Exercise aim – Which lines hold the word "recessions"? Copy each of them.

[Material shown start]

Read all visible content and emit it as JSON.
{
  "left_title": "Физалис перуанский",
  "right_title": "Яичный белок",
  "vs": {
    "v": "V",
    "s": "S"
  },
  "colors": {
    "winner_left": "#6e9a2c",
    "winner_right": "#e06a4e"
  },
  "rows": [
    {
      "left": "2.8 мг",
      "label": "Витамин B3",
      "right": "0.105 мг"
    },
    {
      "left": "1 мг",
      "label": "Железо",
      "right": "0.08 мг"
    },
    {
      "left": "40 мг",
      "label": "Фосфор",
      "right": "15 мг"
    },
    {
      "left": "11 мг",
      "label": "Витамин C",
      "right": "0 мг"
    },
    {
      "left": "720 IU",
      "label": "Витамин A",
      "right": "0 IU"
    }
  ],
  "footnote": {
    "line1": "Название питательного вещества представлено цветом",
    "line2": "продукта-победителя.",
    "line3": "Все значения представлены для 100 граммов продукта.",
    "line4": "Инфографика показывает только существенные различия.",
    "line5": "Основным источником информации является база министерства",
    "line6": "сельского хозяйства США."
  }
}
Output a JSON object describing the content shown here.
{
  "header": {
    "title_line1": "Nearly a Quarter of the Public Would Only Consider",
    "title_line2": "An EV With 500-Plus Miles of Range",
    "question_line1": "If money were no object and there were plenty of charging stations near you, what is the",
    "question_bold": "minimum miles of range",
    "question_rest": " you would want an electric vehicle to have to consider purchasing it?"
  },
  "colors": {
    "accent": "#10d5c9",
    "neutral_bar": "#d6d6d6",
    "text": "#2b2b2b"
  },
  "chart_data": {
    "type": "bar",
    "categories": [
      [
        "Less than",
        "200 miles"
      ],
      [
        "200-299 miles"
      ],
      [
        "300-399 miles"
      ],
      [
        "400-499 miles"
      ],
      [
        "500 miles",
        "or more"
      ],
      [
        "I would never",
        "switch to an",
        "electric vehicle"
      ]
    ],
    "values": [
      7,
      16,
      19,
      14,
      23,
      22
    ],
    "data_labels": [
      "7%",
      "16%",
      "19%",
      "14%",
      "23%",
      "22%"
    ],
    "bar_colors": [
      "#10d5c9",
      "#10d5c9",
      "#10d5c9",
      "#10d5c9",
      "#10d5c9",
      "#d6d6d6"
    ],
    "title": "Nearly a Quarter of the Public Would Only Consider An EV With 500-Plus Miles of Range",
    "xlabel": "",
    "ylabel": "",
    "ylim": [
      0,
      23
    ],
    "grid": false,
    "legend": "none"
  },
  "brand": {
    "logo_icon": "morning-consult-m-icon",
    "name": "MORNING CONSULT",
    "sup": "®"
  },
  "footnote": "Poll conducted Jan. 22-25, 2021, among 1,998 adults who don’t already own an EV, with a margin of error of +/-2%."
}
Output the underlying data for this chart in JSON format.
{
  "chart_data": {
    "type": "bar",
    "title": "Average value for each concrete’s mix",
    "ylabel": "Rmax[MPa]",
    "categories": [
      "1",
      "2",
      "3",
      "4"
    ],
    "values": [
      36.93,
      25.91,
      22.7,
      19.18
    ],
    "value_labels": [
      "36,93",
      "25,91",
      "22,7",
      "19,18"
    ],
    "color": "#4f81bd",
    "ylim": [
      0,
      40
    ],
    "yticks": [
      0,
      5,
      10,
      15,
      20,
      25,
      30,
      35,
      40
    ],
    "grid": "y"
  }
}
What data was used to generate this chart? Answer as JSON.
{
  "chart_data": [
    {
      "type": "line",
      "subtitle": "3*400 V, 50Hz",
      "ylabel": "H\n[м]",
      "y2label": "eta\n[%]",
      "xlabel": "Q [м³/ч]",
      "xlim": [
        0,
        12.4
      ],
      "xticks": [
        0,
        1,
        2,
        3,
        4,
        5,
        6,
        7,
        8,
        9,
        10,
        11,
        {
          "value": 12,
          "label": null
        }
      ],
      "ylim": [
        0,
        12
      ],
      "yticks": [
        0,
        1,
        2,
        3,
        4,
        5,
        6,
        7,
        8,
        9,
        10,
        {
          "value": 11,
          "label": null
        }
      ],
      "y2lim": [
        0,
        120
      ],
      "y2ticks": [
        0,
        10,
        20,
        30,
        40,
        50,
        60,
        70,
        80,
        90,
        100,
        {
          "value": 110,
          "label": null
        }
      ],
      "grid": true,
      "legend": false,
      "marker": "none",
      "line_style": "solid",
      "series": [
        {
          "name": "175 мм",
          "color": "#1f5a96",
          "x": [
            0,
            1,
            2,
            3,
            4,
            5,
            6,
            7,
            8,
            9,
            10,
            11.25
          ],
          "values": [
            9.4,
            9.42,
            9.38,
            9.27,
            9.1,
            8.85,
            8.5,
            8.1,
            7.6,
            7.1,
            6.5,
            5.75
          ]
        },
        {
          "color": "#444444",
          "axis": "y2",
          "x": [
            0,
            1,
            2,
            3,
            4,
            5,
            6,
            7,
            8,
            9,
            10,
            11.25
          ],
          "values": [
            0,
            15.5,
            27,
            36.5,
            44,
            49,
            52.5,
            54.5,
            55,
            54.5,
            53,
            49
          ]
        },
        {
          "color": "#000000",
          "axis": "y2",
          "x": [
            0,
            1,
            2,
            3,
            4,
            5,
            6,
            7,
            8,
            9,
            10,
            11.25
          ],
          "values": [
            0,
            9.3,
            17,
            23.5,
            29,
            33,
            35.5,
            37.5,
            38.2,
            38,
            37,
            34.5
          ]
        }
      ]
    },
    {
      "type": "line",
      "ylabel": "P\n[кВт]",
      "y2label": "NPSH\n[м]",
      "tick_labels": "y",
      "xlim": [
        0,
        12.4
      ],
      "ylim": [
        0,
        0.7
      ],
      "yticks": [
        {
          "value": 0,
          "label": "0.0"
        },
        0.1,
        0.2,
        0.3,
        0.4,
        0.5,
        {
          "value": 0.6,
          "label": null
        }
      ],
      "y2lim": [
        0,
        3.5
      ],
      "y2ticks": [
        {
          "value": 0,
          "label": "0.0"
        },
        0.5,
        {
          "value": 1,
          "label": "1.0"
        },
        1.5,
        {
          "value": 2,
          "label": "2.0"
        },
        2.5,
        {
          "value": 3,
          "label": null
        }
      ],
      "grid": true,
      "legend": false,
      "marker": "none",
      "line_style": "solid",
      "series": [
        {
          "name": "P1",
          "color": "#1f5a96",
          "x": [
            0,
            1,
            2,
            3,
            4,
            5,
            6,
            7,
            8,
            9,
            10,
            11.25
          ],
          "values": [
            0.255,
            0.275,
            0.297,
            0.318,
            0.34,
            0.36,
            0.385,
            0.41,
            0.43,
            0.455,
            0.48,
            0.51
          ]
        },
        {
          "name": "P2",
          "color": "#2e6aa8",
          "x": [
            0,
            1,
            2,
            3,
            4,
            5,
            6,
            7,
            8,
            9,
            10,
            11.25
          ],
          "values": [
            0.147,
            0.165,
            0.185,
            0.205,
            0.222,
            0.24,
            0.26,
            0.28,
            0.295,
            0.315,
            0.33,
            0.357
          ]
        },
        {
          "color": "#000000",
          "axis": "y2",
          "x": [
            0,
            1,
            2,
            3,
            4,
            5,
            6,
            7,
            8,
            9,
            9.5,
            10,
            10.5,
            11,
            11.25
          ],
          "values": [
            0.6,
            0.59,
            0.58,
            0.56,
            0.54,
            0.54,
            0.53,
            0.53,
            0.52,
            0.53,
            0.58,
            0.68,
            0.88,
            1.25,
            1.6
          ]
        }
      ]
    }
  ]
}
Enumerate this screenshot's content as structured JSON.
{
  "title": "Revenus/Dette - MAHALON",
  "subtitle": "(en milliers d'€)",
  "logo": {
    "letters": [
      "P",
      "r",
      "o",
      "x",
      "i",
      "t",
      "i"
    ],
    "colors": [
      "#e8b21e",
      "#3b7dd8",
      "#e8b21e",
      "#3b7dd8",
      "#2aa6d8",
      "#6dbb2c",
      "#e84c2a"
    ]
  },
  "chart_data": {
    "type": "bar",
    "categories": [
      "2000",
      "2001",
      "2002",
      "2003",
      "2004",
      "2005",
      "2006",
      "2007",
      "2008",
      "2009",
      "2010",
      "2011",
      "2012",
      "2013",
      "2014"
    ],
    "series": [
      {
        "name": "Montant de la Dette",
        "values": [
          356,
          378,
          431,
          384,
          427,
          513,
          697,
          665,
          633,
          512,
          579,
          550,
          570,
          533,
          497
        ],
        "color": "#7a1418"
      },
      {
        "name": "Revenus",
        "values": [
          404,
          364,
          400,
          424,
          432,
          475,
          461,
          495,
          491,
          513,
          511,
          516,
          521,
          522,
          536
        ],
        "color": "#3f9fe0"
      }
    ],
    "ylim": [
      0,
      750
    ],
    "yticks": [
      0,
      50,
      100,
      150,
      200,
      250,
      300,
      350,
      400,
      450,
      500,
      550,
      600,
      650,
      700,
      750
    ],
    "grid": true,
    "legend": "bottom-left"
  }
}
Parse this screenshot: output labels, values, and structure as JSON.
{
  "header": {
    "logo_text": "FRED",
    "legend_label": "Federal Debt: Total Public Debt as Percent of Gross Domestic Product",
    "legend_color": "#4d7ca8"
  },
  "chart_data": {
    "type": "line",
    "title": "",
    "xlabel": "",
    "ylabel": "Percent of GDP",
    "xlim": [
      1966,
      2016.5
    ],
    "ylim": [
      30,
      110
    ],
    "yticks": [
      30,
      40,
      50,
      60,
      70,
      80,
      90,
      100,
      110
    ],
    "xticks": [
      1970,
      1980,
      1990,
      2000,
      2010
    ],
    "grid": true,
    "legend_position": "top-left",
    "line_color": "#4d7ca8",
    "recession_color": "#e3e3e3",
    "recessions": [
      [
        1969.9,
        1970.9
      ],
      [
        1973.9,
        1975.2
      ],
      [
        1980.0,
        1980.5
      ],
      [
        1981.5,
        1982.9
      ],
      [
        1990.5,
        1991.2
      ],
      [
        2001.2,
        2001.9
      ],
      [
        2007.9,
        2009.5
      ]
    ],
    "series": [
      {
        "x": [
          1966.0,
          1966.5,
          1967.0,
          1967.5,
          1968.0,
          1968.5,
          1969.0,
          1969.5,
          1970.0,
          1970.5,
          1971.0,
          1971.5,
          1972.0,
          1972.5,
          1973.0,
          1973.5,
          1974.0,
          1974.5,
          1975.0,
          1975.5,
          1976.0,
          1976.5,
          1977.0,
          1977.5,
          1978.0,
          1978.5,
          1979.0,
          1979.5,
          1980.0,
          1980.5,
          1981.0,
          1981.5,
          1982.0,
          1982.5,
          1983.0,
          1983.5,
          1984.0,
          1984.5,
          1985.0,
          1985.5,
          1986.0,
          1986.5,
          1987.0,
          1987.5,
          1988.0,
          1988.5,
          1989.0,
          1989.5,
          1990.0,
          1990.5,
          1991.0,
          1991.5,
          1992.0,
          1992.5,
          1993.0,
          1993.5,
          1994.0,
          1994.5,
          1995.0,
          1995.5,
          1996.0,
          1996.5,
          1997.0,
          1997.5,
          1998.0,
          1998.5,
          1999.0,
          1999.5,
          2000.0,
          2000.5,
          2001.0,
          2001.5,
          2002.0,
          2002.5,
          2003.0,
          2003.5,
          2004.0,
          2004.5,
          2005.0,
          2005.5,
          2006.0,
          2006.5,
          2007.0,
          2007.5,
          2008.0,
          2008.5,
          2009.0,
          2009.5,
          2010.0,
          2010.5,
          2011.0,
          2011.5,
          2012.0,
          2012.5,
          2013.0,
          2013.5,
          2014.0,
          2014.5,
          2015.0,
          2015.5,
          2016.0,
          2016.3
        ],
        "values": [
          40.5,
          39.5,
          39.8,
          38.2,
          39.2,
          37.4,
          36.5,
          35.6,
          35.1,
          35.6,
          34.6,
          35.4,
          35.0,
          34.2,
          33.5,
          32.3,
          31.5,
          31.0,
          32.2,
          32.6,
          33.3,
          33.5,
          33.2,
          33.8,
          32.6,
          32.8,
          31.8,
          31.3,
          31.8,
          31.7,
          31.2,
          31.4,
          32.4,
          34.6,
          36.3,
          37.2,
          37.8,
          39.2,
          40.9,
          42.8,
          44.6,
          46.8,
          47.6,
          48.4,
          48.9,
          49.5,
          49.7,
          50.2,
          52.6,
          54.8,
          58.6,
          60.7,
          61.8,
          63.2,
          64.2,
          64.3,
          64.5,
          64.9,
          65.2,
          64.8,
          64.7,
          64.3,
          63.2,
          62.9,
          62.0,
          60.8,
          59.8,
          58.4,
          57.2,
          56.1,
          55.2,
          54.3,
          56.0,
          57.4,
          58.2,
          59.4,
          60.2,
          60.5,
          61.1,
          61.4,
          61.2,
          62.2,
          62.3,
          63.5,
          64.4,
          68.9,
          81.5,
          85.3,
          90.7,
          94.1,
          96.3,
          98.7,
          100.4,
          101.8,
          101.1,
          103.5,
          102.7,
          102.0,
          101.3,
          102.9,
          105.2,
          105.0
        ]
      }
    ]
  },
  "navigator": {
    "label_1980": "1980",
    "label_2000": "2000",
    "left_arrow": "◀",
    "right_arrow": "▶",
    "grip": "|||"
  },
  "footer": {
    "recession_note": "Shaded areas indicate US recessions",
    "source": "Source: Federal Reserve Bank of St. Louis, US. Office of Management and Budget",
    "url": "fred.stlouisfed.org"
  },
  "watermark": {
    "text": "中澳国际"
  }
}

[Material shown end]

Answer to this problem –
    "recessions": [
    "recession_note": "Shaded areas indicate US recessions",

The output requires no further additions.